(A run of data)
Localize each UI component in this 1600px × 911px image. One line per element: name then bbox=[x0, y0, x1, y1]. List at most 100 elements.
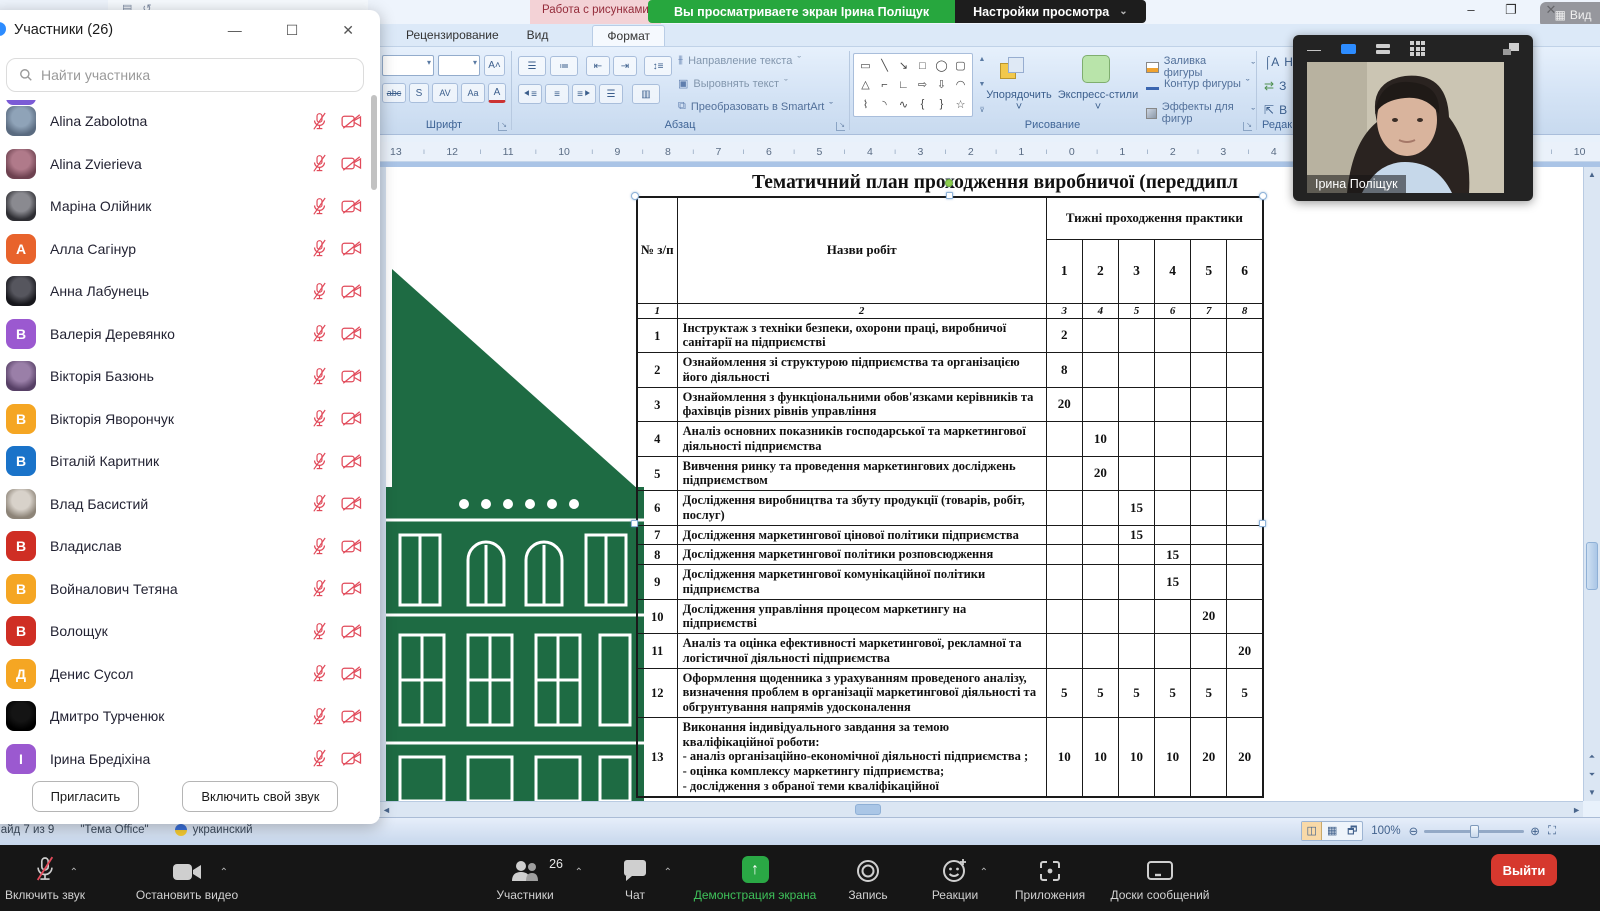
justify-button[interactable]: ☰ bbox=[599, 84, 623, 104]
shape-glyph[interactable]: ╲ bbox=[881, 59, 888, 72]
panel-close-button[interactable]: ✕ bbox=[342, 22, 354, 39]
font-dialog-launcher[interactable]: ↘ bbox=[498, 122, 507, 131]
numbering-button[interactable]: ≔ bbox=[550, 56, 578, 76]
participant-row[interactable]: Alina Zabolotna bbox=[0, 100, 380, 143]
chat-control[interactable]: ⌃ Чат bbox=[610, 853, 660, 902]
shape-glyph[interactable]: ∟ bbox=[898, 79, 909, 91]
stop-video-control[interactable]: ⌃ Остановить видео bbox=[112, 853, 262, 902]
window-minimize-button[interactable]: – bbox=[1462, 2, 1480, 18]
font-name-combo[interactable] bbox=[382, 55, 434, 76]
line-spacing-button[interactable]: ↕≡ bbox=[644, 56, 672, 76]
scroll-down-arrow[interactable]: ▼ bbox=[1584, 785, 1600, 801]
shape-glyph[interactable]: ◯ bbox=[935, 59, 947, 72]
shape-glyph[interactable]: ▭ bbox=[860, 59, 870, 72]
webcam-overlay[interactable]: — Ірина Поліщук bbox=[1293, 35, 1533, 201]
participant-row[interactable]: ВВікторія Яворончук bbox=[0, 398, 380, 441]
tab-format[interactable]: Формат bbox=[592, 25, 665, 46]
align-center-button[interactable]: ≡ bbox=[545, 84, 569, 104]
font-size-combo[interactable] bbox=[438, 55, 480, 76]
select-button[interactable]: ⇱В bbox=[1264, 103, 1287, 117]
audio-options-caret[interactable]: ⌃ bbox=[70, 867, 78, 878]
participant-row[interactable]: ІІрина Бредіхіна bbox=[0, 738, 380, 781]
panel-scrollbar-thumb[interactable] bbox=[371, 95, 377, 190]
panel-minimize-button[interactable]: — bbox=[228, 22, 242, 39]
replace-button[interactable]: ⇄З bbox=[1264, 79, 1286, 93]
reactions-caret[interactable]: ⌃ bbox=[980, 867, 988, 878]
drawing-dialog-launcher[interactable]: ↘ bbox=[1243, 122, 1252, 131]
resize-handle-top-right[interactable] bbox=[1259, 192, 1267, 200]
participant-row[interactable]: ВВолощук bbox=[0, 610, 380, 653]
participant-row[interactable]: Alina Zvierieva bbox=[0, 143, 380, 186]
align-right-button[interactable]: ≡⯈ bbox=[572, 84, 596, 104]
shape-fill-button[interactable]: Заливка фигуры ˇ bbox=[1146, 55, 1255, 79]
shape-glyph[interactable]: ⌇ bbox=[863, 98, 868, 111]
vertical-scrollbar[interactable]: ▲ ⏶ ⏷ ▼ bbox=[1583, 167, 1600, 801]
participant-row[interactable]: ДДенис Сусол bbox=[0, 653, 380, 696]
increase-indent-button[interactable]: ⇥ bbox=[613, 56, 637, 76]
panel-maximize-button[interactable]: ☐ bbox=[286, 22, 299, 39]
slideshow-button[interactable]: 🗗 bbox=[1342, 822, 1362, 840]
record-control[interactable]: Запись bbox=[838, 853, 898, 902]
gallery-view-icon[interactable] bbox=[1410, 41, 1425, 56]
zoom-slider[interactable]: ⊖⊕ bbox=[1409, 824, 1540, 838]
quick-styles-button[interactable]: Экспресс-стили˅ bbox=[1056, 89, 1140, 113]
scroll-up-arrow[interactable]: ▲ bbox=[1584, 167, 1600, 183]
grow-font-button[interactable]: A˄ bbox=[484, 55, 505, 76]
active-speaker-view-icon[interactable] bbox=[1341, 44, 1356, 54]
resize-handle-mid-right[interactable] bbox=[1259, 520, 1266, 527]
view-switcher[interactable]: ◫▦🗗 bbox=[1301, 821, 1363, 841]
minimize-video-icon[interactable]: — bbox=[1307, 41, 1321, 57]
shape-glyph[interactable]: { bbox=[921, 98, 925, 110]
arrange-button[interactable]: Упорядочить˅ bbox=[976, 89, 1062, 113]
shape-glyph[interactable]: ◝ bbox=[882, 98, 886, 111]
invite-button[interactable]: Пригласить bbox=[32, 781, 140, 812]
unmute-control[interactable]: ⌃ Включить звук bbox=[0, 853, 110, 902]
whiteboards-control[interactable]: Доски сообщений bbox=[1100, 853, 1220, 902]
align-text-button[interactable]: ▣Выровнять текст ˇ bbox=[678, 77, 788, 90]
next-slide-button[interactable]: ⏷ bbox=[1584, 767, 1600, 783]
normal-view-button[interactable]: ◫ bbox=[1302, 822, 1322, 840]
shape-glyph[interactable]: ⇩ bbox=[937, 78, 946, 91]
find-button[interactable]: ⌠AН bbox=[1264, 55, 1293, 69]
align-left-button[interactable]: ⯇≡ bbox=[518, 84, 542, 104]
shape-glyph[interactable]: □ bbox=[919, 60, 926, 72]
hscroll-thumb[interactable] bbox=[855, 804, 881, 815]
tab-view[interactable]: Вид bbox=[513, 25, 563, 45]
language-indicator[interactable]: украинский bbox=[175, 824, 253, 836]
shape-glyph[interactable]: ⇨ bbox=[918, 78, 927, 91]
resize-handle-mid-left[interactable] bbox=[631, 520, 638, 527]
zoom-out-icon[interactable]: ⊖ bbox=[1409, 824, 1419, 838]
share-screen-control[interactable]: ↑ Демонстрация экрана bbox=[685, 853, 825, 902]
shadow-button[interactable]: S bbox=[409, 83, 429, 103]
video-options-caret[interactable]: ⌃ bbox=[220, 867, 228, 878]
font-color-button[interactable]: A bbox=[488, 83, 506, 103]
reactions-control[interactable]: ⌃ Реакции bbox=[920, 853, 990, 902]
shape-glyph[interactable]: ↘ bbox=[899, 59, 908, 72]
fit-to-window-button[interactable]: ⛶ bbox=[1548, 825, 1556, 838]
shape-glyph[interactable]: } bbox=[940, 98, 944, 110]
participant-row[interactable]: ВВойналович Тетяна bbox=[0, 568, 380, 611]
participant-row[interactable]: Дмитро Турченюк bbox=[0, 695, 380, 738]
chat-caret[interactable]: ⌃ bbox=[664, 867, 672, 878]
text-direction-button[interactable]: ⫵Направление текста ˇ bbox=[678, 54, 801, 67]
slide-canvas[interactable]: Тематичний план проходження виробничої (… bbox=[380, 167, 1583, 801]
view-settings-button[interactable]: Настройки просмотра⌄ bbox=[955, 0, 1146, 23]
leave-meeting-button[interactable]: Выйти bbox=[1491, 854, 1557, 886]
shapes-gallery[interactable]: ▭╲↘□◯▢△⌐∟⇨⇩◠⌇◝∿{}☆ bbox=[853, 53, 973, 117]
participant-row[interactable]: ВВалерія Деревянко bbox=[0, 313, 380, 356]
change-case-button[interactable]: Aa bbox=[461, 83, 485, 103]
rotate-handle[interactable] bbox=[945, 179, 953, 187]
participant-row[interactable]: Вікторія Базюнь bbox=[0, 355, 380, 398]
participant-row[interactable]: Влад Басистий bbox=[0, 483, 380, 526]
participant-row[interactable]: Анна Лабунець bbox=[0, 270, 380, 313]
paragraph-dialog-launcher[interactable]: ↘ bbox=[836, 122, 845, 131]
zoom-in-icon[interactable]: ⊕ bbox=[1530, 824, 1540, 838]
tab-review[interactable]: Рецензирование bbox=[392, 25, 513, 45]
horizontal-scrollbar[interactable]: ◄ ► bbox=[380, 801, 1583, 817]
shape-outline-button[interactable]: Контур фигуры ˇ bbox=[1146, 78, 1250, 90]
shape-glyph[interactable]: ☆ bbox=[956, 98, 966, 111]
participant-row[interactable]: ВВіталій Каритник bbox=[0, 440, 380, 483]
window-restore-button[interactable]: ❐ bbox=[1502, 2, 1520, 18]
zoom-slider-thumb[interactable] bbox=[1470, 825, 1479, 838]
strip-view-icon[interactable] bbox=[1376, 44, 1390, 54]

* * *

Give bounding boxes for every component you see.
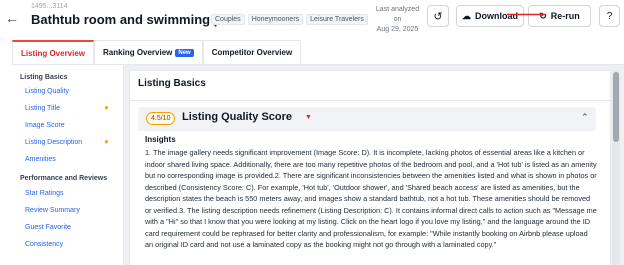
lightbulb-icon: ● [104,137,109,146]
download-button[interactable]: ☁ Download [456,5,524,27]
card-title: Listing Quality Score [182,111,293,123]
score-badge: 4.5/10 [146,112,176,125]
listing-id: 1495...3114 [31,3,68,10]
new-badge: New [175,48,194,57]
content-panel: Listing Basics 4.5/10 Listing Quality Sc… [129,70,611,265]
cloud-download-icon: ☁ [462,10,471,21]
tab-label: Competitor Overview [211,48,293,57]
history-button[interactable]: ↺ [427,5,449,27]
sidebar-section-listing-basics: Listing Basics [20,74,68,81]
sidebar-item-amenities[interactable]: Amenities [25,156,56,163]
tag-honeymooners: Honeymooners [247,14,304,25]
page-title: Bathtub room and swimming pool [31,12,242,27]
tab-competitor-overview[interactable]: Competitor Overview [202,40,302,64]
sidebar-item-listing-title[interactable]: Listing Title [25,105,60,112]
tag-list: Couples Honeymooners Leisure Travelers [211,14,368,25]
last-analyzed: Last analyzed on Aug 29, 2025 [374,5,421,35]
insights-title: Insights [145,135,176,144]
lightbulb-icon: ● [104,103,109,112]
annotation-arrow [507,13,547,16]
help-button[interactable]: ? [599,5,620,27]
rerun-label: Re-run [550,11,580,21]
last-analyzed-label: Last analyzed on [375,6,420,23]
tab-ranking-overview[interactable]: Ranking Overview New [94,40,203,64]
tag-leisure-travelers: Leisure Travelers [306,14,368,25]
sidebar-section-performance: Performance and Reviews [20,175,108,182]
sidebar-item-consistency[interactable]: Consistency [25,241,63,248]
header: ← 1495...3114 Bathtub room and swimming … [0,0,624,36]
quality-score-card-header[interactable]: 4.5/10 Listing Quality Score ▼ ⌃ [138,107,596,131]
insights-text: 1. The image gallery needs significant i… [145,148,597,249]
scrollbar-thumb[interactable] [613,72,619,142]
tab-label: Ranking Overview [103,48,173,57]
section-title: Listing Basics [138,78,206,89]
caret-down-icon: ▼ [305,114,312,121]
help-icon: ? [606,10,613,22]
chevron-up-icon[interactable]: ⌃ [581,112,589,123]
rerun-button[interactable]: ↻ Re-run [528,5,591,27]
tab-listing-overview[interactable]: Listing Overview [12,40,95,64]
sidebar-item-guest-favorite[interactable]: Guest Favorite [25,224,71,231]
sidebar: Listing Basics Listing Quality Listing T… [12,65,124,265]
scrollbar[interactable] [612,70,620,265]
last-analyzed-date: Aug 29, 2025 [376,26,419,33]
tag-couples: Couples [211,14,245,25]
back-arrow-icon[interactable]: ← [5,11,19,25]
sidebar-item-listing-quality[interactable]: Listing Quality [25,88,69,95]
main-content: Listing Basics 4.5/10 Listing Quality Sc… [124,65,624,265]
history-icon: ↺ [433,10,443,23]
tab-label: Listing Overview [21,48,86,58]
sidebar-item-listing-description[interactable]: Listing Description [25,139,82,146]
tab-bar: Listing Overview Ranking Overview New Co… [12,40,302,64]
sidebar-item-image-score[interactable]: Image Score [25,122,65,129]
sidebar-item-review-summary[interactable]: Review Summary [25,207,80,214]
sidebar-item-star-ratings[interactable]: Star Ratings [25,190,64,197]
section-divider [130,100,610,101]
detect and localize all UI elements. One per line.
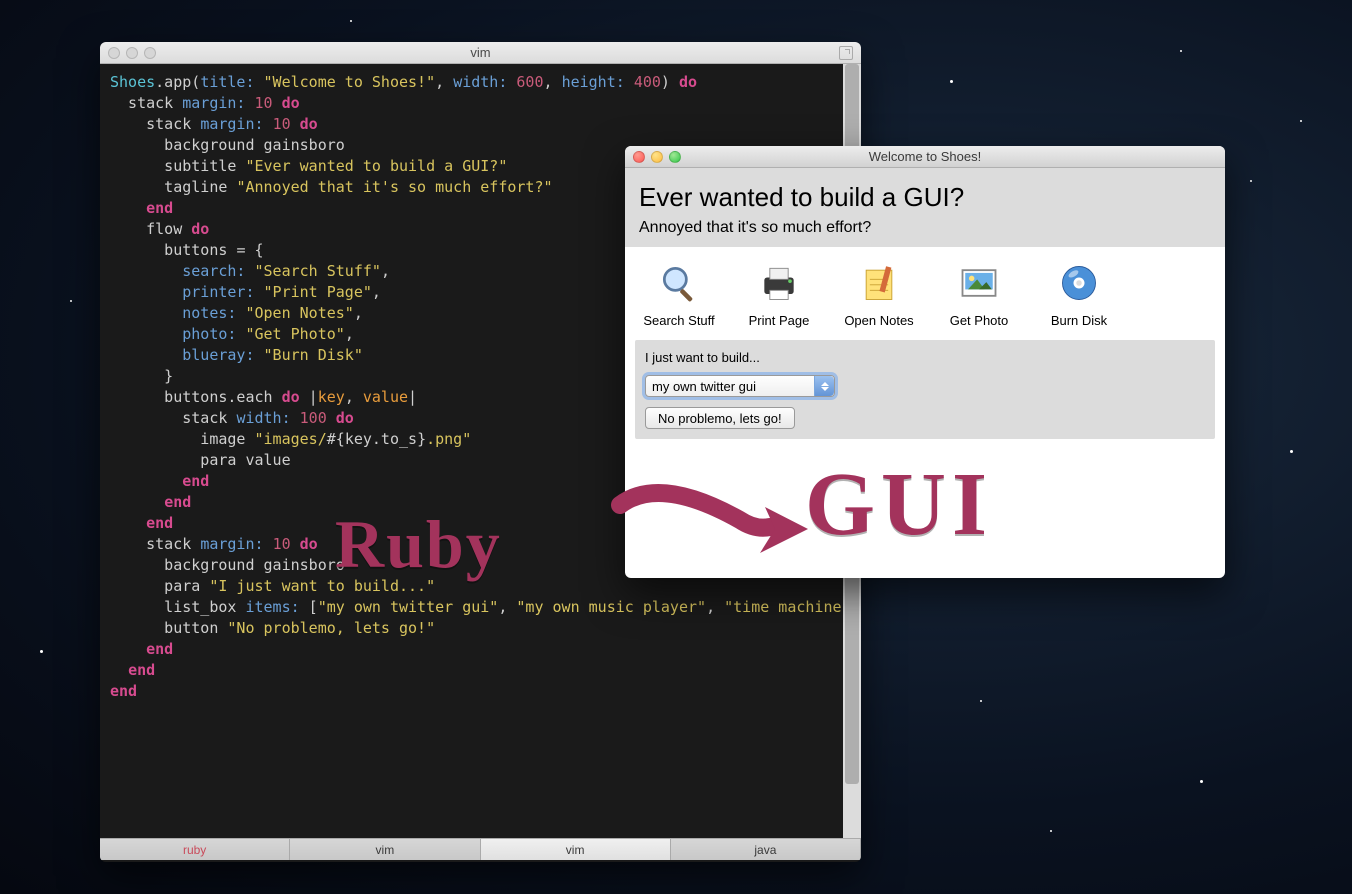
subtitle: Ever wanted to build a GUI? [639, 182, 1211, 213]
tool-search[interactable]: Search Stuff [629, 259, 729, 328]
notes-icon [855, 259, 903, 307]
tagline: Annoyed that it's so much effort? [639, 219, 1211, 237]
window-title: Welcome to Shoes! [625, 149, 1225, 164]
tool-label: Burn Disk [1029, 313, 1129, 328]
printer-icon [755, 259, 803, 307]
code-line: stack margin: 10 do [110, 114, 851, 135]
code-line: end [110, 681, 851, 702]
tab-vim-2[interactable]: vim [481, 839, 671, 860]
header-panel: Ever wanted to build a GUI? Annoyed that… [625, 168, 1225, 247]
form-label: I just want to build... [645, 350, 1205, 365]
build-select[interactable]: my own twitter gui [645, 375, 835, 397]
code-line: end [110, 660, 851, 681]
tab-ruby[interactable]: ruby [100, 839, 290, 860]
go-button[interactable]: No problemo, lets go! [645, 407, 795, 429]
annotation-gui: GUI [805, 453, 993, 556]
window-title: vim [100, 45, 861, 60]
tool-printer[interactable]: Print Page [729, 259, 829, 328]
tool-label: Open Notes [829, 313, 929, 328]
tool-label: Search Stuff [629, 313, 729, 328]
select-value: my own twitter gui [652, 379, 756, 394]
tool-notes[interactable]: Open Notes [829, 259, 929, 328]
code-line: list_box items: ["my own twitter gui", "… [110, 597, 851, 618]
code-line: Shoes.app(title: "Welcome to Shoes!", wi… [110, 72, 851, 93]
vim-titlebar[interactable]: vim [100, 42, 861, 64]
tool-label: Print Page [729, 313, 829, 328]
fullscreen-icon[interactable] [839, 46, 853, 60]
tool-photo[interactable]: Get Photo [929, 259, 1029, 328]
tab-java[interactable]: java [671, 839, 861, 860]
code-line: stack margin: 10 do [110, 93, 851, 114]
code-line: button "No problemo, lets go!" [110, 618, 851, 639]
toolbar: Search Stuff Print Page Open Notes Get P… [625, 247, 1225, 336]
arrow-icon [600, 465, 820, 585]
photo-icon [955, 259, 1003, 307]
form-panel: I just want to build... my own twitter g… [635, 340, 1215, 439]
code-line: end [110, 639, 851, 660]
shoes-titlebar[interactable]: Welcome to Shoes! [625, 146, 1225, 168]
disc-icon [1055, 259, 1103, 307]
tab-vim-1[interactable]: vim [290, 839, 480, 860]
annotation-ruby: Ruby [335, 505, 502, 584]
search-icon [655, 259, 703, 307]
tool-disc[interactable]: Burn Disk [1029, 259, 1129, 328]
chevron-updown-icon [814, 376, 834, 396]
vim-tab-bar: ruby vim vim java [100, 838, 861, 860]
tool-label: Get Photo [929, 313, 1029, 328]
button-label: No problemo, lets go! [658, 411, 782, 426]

### Problem requirements
Rewrite the stretch of data above, from the line containing "justify-button[interactable]: ☰ bbox=[599, 84, 623, 104]" through the line containing "shape-glyph[interactable]: ∟ bbox=[898, 79, 909, 91]", as a numbered list and leave out any blank lines.

### The solution
1. justify-button[interactable]: ☰ bbox=[599, 84, 623, 104]
2. shape-glyph[interactable]: ╲ bbox=[881, 59, 888, 72]
3. panel-close-button[interactable]: ✕ bbox=[342, 22, 354, 39]
4. font-dialog-launcher[interactable]: ↘ bbox=[498, 122, 507, 131]
5. numbering-button[interactable]: ≔ bbox=[550, 56, 578, 76]
6. participant-row[interactable]: Alina Zabolotna bbox=[0, 100, 380, 143]
7. chat-control[interactable]: ⌃ Чат bbox=[610, 853, 660, 902]
8. shape-glyph[interactable]: ∟ bbox=[898, 79, 909, 91]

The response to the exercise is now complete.